(Records from a dataset)

+---+

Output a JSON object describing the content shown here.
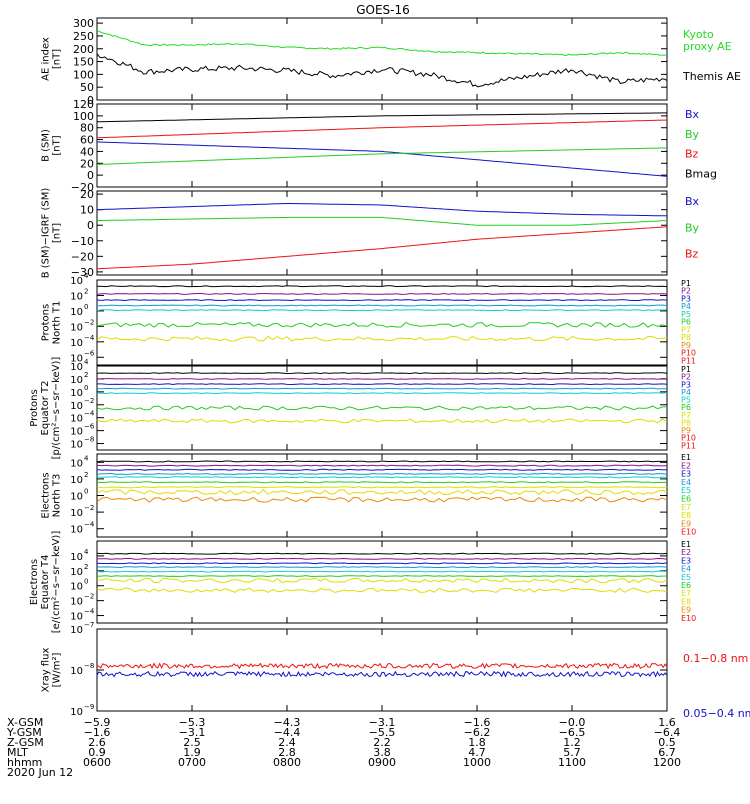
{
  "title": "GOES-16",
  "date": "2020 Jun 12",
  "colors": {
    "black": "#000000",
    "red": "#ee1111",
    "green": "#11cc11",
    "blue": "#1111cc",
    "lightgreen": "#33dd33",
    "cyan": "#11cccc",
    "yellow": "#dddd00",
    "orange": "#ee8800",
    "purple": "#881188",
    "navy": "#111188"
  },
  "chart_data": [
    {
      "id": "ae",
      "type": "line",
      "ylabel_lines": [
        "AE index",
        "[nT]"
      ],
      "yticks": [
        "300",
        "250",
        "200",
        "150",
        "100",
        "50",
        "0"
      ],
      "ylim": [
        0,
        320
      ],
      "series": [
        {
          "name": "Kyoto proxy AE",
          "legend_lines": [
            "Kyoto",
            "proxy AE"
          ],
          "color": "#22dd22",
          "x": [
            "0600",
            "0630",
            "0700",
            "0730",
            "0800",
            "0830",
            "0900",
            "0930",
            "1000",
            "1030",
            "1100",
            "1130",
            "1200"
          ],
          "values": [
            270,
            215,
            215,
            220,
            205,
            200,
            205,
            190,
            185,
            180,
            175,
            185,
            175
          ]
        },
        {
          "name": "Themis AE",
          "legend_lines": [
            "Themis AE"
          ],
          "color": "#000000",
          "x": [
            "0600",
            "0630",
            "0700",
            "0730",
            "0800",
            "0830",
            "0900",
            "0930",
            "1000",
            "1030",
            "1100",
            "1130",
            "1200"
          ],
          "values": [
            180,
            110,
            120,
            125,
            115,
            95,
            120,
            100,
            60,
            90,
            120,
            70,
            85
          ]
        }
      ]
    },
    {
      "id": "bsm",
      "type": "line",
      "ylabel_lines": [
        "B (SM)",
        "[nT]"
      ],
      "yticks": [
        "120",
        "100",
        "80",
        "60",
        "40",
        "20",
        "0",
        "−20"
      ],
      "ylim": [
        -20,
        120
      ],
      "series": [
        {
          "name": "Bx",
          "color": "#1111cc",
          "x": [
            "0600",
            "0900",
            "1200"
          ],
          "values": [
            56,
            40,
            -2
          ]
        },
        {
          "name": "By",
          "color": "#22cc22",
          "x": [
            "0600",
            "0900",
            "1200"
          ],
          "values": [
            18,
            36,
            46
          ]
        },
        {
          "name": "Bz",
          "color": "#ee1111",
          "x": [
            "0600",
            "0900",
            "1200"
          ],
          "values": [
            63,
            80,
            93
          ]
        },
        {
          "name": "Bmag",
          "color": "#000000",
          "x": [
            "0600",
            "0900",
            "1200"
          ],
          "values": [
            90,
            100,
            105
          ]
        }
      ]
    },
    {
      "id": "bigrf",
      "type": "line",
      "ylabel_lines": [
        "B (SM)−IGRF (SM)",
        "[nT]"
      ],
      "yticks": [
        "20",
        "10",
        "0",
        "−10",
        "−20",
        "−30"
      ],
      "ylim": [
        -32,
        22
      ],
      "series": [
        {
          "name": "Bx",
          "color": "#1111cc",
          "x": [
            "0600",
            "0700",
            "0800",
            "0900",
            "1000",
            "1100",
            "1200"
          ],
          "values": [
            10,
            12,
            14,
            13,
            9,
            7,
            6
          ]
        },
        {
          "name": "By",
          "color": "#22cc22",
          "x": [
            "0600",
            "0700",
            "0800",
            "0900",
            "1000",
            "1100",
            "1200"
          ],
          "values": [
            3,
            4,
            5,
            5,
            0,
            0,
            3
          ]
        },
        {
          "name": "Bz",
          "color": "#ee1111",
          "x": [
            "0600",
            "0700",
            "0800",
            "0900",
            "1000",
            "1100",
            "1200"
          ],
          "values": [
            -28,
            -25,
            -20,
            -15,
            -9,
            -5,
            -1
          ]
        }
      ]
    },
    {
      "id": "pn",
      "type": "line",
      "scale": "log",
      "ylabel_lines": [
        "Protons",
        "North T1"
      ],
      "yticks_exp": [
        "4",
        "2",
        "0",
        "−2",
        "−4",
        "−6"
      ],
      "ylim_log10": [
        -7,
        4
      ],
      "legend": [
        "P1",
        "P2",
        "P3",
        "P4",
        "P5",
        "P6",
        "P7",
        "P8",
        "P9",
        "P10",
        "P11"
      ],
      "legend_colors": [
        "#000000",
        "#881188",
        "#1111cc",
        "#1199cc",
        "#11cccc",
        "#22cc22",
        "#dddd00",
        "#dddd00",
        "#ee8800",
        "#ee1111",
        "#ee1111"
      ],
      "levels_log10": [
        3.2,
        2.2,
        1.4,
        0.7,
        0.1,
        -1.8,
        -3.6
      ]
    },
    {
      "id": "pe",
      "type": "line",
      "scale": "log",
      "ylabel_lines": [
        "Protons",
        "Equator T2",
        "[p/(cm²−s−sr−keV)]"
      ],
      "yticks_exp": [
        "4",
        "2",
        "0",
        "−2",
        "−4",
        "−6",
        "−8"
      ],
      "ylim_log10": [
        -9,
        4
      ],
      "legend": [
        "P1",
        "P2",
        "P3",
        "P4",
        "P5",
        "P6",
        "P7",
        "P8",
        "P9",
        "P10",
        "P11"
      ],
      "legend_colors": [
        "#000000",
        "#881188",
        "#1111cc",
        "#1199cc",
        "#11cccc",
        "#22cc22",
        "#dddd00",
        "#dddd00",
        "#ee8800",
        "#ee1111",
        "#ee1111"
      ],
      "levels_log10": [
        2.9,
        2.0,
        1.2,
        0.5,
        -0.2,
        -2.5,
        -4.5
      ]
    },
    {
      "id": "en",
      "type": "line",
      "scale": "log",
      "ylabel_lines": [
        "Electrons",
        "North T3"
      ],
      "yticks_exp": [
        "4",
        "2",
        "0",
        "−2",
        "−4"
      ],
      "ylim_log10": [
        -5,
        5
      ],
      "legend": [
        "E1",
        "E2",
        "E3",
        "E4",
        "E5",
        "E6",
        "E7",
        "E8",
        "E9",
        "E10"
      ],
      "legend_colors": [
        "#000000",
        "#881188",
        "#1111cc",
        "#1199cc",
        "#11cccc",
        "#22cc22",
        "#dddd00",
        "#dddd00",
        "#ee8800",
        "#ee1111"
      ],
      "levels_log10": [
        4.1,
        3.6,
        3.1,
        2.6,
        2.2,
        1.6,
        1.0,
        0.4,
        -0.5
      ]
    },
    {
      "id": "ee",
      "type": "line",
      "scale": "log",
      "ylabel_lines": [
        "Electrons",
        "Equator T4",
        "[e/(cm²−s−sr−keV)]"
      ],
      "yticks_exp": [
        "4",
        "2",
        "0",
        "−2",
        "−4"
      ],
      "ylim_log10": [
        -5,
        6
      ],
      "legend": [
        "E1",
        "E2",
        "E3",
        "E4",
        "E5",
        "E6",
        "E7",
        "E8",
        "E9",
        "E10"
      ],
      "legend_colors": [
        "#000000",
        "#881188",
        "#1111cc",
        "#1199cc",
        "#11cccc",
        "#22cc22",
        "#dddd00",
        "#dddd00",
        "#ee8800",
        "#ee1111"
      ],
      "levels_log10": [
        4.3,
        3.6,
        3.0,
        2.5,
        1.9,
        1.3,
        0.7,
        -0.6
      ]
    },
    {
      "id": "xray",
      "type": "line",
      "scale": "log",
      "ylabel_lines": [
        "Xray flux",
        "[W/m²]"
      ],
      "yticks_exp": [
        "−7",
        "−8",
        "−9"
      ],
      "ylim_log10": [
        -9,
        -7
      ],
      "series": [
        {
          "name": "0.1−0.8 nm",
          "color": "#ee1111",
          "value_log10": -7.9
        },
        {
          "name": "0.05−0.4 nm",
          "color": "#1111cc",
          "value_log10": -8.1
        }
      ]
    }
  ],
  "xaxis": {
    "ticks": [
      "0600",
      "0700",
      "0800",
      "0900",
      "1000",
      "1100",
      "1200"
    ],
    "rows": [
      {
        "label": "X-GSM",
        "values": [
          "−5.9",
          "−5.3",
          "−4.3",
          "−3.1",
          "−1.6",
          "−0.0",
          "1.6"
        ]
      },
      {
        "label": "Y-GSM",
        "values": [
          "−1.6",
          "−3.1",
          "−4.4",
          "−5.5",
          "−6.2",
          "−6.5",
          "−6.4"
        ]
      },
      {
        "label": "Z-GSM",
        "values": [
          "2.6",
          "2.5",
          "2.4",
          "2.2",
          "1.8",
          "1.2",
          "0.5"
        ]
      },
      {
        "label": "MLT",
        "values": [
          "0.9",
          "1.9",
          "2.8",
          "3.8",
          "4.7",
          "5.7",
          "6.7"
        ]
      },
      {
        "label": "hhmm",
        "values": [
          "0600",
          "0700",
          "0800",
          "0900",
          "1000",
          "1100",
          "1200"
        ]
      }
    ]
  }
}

+---+

» REQUIREMENTS:
State how many lines of the listing include the word "name". Reply with the number alone.

» RESULT OF THE EXERCISE:
11